• **Work to complete**: Write every record out again exactly, and keep images out of it.

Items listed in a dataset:
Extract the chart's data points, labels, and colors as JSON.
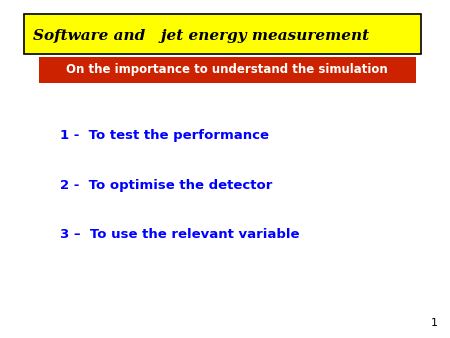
{
  "title": "Software and   jet energy measurement",
  "subtitle": "On the importance to understand the simulation",
  "title_bg": "#ffff00",
  "title_border": "#000000",
  "subtitle_bg": "#cc2200",
  "subtitle_text_color": "#ffffff",
  "items": [
    "1 -  To test the performance",
    "2 -  To optimise the detector",
    "3 –  To use the relevant variable"
  ],
  "item_color": "#0000ff",
  "bg_color": "#ffffff",
  "page_number": "1",
  "title_font_size": 11,
  "subtitle_font_size": 8.5,
  "item_font_size": 9.5
}
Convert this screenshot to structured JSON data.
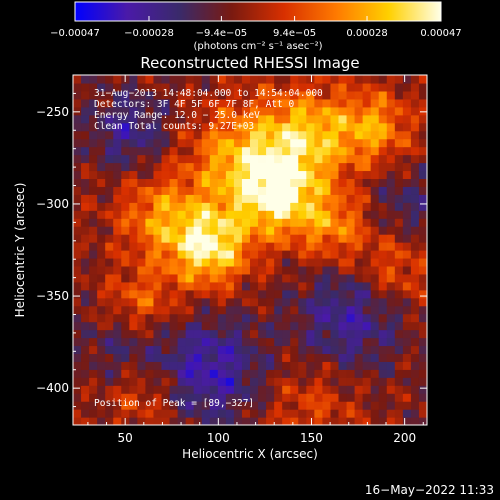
{
  "chart_data": {
    "type": "heatmap",
    "title": "Reconstructed RHESSI Image",
    "xlabel": "Heliocentric X (arcsec)",
    "ylabel": "Heliocentric Y (arcsec)",
    "xlim": [
      22,
      212
    ],
    "ylim": [
      -420,
      -230
    ],
    "x_ticks": [
      50,
      100,
      150,
      200
    ],
    "y_ticks": [
      -400,
      -350,
      -300,
      -250
    ],
    "x_tick_labels": [
      "50",
      "100",
      "150",
      "200"
    ],
    "y_tick_labels": [
      "−400",
      "−350",
      "−300",
      "−250"
    ],
    "colorbar": {
      "min": -0.00047,
      "max": 0.00047,
      "ticks": [
        -0.00047,
        -0.00028,
        -9.4e-05,
        9.4e-05,
        0.00028,
        0.00047
      ],
      "tick_labels": [
        "−0.00047",
        "−0.00028",
        "−9.4e−05",
        "9.4e−05",
        "0.00028",
        "0.00047"
      ],
      "unit_label": "(photons cm⁻² s⁻¹ asec⁻²)",
      "colormap_stops": [
        "#0000ff",
        "#4a1aa8",
        "#3a2a6a",
        "#7a1a10",
        "#d83000",
        "#ff7a00",
        "#ffd000",
        "#ffffe8"
      ]
    },
    "annotations": [
      "31−Aug−2013 14:48:04.000 to 14:54:04.000",
      "Detectors: 3F 4F 5F 6F 7F 8F, Att 0",
      "Energy Range: 12.0 − 25.0 keV",
      "Clean    Total counts: 9.27E+03"
    ],
    "peak_label": "Position of Peak = [89,−327]",
    "peak": [
      89,
      -327
    ],
    "sources": [
      {
        "x": 95,
        "y": -323,
        "amplitude": 1.0,
        "width": 15
      },
      {
        "x": 132,
        "y": -296,
        "amplitude": 0.85,
        "width": 15
      },
      {
        "x": 148,
        "y": -263,
        "amplitude": 0.75,
        "width": 18
      },
      {
        "x": 112,
        "y": -276,
        "amplitude": 0.7,
        "width": 20
      },
      {
        "x": 68,
        "y": -306,
        "amplitude": 0.55,
        "width": 16
      },
      {
        "x": 162,
        "y": -312,
        "amplitude": 0.55,
        "width": 14
      },
      {
        "x": 184,
        "y": -258,
        "amplitude": 0.6,
        "width": 14
      },
      {
        "x": 58,
        "y": -355,
        "amplitude": 0.5,
        "width": 14
      },
      {
        "x": 195,
        "y": -335,
        "amplitude": 0.4,
        "width": 14
      },
      {
        "x": 60,
        "y": -403,
        "amplitude": 0.35,
        "width": 14
      },
      {
        "x": 150,
        "y": -410,
        "amplitude": 0.3,
        "width": 18
      },
      {
        "x": 95,
        "y": -390,
        "amplitude": -0.6,
        "width": 20
      },
      {
        "x": 170,
        "y": -362,
        "amplitude": -0.5,
        "width": 20
      },
      {
        "x": 52,
        "y": -260,
        "amplitude": -0.45,
        "width": 15
      },
      {
        "x": 50,
        "y": -375,
        "amplitude": -0.35,
        "width": 16
      },
      {
        "x": 200,
        "y": -300,
        "amplitude": -0.3,
        "width": 14
      }
    ],
    "grid": false
  },
  "footer": {
    "timestamp": "16−May−2022 11:33"
  }
}
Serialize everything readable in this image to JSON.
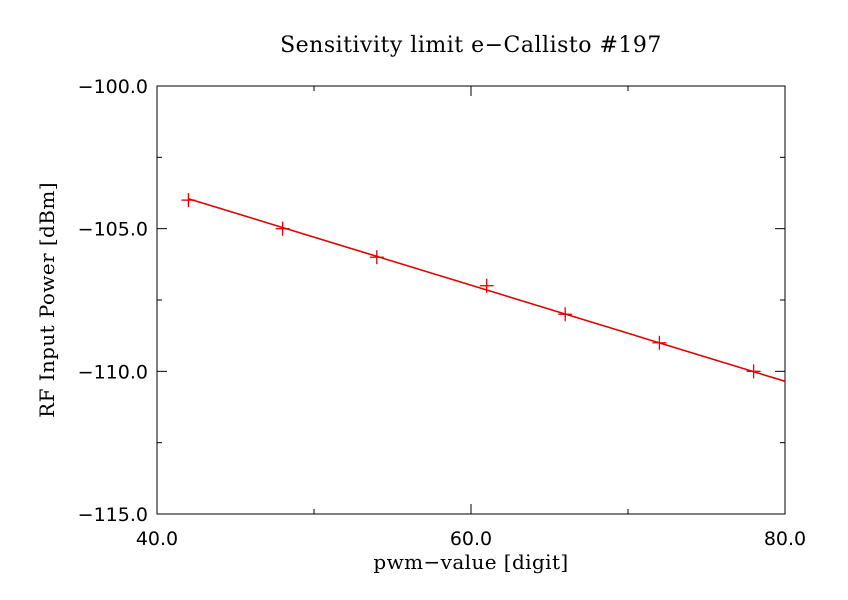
{
  "chart_data": {
    "type": "line",
    "title": "Sensitivity limit e−Callisto #197",
    "xlabel": "pwm−value [digit]",
    "ylabel": "RF Input Power [dBm]",
    "xlim": [
      40.0,
      80.0
    ],
    "ylim": [
      -115.0,
      -100.0
    ],
    "x_ticks": [
      40.0,
      60.0,
      80.0
    ],
    "x_tick_labels": [
      "40.0",
      "60.0",
      "80.0"
    ],
    "y_ticks": [
      -100.0,
      -105.0,
      -110.0,
      -115.0
    ],
    "y_tick_labels": [
      "−100.0",
      "−105.0",
      "−110.0",
      "−115.0"
    ],
    "x_minor_step": 10,
    "y_minor_step": 2.5,
    "grid": false,
    "series": [
      {
        "marker": "+",
        "color": "#e00000",
        "x": [
          42,
          48,
          54,
          61,
          66,
          72,
          78
        ],
        "y": [
          -104,
          -105,
          -106,
          -107,
          -108,
          -109,
          -110
        ]
      }
    ],
    "fit_line": {
      "color": "#e00000",
      "x": [
        42,
        80
      ],
      "y": [
        -103.95,
        -110.35
      ]
    }
  }
}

• **Solution to this task**:
Extract the chart's data points, labels, and colors as JSON.
{
  "title": "Software and   jet energy measurement",
  "subtitle": "On the importance to understand the simulation",
  "title_bg": "#ffff00",
  "title_border": "#000000",
  "subtitle_bg": "#cc2200",
  "subtitle_text_color": "#ffffff",
  "items": [
    "1 -  To test the performance",
    "2 -  To optimise the detector",
    "3 –  To use the relevant variable"
  ],
  "item_color": "#0000ff",
  "bg_color": "#ffffff",
  "page_number": "1",
  "title_font_size": 11,
  "subtitle_font_size": 8.5,
  "item_font_size": 9.5
}
Convert this screenshot to structured JSON data.
{
  "chart_data": {
    "type": "heatmap",
    "title": "Reconstructed RHESSI Image",
    "xlabel": "Heliocentric X (arcsec)",
    "ylabel": "Heliocentric Y (arcsec)",
    "xlim": [
      22,
      212
    ],
    "ylim": [
      -420,
      -230
    ],
    "x_ticks": [
      50,
      100,
      150,
      200
    ],
    "y_ticks": [
      -400,
      -350,
      -300,
      -250
    ],
    "x_tick_labels": [
      "50",
      "100",
      "150",
      "200"
    ],
    "y_tick_labels": [
      "−400",
      "−350",
      "−300",
      "−250"
    ],
    "colorbar": {
      "min": -0.00047,
      "max": 0.00047,
      "ticks": [
        -0.00047,
        -0.00028,
        -9.4e-05,
        9.4e-05,
        0.00028,
        0.00047
      ],
      "tick_labels": [
        "−0.00047",
        "−0.00028",
        "−9.4e−05",
        "9.4e−05",
        "0.00028",
        "0.00047"
      ],
      "unit_label": "(photons cm⁻² s⁻¹ asec⁻²)",
      "colormap_stops": [
        "#0000ff",
        "#4a1aa8",
        "#3a2a6a",
        "#7a1a10",
        "#d83000",
        "#ff7a00",
        "#ffd000",
        "#ffffe8"
      ]
    },
    "annotations": [
      "31−Aug−2013 14:48:04.000 to 14:54:04.000",
      "Detectors: 3F 4F 5F 6F 7F 8F, Att 0",
      "Energy Range: 12.0 − 25.0 keV",
      "Clean    Total counts: 9.27E+03"
    ],
    "peak_label": "Position of Peak = [89,−327]",
    "peak": [
      89,
      -327
    ],
    "sources": [
      {
        "x": 95,
        "y": -323,
        "amplitude": 1.0,
        "width": 15
      },
      {
        "x": 132,
        "y": -296,
        "amplitude": 0.85,
        "width": 15
      },
      {
        "x": 148,
        "y": -263,
        "amplitude": 0.75,
        "width": 18
      },
      {
        "x": 112,
        "y": -276,
        "amplitude": 0.7,
        "width": 20
      },
      {
        "x": 68,
        "y": -306,
        "amplitude": 0.55,
        "width": 16
      },
      {
        "x": 162,
        "y": -312,
        "amplitude": 0.55,
        "width": 14
      },
      {
        "x": 184,
        "y": -258,
        "amplitude": 0.6,
        "width": 14
      },
      {
        "x": 58,
        "y": -355,
        "amplitude": 0.5,
        "width": 14
      },
      {
        "x": 195,
        "y": -335,
        "amplitude": 0.4,
        "width": 14
      },
      {
        "x": 60,
        "y": -403,
        "amplitude": 0.35,
        "width": 14
      },
      {
        "x": 150,
        "y": -410,
        "amplitude": 0.3,
        "width": 18
      },
      {
        "x": 95,
        "y": -390,
        "amplitude": -0.6,
        "width": 20
      },
      {
        "x": 170,
        "y": -362,
        "amplitude": -0.5,
        "width": 20
      },
      {
        "x": 52,
        "y": -260,
        "amplitude": -0.45,
        "width": 15
      },
      {
        "x": 50,
        "y": -375,
        "amplitude": -0.35,
        "width": 16
      },
      {
        "x": 200,
        "y": -300,
        "amplitude": -0.3,
        "width": 14
      }
    ],
    "grid": false
  },
  "footer": {
    "timestamp": "16−May−2022 11:33"
  }
}
Serialize everything readable in this image to JSON.
{
  "chart_data": {
    "type": "line",
    "title": "Sensitivity limit e−Callisto #197",
    "xlabel": "pwm−value [digit]",
    "ylabel": "RF Input Power [dBm]",
    "xlim": [
      40.0,
      80.0
    ],
    "ylim": [
      -115.0,
      -100.0
    ],
    "x_ticks": [
      40.0,
      60.0,
      80.0
    ],
    "x_tick_labels": [
      "40.0",
      "60.0",
      "80.0"
    ],
    "y_ticks": [
      -100.0,
      -105.0,
      -110.0,
      -115.0
    ],
    "y_tick_labels": [
      "−100.0",
      "−105.0",
      "−110.0",
      "−115.0"
    ],
    "x_minor_step": 10,
    "y_minor_step": 2.5,
    "grid": false,
    "series": [
      {
        "marker": "+",
        "color": "#e00000",
        "x": [
          42,
          48,
          54,
          61,
          66,
          72,
          78
        ],
        "y": [
          -104,
          -105,
          -106,
          -107,
          -108,
          -109,
          -110
        ]
      }
    ],
    "fit_line": {
      "color": "#e00000",
      "x": [
        42,
        80
      ],
      "y": [
        -103.95,
        -110.35
      ]
    }
  }
}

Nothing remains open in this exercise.